Return all lines where the word "SRMTID" can be found.

Start of PROVIDED DATA

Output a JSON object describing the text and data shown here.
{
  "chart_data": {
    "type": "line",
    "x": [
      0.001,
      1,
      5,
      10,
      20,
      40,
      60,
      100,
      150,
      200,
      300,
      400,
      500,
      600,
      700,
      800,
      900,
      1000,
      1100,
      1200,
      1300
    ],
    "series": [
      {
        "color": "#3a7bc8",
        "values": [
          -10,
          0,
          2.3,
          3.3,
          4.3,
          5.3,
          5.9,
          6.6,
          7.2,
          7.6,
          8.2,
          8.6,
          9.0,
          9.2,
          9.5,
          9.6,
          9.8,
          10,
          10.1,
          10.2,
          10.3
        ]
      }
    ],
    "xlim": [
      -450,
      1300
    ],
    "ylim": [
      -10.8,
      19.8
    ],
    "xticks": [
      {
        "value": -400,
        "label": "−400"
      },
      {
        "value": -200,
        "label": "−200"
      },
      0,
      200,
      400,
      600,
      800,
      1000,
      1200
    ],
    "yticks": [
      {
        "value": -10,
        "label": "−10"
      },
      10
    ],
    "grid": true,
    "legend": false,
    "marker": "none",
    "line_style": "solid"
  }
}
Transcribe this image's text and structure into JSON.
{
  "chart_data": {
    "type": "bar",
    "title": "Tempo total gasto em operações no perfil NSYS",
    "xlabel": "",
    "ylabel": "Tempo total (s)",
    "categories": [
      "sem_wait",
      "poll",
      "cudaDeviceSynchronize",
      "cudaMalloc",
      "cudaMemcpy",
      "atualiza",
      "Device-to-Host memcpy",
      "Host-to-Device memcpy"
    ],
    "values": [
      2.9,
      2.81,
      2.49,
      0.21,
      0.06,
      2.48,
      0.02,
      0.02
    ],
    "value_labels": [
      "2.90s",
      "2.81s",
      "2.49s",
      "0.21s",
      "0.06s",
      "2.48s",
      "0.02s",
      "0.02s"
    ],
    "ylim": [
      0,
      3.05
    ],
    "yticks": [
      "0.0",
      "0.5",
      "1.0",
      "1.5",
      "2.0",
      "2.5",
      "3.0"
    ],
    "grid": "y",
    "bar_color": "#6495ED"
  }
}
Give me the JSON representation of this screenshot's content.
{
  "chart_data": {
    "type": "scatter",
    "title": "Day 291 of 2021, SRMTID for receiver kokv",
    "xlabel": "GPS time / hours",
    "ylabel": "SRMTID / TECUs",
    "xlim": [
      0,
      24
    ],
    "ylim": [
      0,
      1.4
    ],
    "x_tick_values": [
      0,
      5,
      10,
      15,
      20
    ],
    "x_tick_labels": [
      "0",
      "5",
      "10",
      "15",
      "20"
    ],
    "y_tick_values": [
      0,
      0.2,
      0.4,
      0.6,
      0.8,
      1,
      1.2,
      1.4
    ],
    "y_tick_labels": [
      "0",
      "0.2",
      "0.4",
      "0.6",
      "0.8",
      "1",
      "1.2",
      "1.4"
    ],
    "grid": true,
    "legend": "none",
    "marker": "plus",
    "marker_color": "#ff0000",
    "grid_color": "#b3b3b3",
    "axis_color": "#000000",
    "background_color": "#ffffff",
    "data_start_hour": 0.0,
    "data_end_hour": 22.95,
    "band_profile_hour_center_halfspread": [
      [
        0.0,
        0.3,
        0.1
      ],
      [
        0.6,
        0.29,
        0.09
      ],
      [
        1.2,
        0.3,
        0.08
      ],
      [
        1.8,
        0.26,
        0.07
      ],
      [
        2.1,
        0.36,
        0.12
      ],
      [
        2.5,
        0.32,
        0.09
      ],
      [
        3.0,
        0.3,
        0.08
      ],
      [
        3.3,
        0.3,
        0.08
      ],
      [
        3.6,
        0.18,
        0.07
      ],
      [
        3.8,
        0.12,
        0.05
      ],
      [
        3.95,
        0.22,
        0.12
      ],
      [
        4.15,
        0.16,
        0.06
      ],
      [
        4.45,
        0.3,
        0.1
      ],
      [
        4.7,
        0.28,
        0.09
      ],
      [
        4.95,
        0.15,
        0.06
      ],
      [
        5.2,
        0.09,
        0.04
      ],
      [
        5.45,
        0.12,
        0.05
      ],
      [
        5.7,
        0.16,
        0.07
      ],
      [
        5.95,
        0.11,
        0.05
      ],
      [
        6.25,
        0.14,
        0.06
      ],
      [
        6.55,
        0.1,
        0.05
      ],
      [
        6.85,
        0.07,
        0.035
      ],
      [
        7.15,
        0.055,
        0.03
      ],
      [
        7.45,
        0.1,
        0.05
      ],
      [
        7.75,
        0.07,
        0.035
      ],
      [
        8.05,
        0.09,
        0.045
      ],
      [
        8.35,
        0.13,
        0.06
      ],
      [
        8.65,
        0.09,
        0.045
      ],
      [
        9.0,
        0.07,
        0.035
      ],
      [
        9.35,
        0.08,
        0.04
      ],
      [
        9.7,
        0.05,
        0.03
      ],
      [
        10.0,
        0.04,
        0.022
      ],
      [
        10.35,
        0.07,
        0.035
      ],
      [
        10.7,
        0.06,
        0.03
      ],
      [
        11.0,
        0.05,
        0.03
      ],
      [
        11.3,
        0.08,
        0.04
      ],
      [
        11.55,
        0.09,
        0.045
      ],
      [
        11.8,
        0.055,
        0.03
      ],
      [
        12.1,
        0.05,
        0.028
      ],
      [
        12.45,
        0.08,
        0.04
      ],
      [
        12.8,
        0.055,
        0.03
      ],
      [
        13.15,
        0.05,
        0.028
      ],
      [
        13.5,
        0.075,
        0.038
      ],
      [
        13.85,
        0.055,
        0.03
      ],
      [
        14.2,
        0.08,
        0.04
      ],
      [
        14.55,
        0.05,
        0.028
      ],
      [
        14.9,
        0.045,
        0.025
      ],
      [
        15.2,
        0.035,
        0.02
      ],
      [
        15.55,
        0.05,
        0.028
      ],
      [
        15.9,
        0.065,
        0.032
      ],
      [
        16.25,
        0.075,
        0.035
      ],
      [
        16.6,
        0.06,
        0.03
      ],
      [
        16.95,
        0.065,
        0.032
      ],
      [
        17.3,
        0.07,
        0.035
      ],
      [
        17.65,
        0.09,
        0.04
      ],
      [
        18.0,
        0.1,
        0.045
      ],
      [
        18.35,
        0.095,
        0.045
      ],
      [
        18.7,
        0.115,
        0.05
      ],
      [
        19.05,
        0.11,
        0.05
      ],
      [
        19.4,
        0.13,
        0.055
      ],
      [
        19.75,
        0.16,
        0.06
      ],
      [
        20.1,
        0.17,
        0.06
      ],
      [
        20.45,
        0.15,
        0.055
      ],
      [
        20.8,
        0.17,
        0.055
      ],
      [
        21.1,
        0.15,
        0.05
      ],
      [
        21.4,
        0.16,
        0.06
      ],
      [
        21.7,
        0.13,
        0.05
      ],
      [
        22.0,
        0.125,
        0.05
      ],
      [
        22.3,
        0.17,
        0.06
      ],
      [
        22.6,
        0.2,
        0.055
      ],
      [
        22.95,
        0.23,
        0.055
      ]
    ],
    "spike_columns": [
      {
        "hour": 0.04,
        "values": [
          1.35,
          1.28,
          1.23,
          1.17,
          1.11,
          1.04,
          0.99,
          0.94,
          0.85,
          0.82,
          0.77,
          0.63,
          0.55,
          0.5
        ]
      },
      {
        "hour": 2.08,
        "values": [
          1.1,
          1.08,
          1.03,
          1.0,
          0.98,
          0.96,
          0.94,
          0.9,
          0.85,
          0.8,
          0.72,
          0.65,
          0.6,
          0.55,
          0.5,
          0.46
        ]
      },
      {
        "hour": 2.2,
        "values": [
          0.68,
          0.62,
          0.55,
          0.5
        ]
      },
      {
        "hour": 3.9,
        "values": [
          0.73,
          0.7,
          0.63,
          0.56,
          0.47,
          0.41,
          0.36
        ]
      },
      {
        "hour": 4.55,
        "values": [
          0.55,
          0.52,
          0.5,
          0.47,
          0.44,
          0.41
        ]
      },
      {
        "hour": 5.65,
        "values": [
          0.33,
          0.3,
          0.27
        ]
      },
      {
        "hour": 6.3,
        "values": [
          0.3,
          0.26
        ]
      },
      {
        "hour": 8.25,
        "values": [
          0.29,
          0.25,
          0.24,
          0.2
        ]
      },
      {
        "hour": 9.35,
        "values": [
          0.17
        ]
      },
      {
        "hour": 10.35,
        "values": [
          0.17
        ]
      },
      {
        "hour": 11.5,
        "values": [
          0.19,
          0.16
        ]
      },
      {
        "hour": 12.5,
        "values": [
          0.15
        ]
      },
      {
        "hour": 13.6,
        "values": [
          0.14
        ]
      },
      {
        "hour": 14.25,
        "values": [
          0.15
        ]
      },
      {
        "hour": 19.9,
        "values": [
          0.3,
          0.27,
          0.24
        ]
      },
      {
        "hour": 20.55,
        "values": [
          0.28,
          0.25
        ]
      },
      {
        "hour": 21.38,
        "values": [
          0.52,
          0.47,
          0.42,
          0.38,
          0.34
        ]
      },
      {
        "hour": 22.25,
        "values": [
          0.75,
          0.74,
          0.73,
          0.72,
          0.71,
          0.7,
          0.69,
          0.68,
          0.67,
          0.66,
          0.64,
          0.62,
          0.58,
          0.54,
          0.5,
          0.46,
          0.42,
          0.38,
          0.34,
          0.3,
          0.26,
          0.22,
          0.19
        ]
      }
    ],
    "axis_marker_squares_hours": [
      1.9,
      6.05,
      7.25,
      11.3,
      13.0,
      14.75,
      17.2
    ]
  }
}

End of PROVIDED DATA

## RIGHT ANSWER
    "title": "Day 291 of 2021, SRMTID for receiver kokv",
    "ylabel": "SRMTID / TECUs",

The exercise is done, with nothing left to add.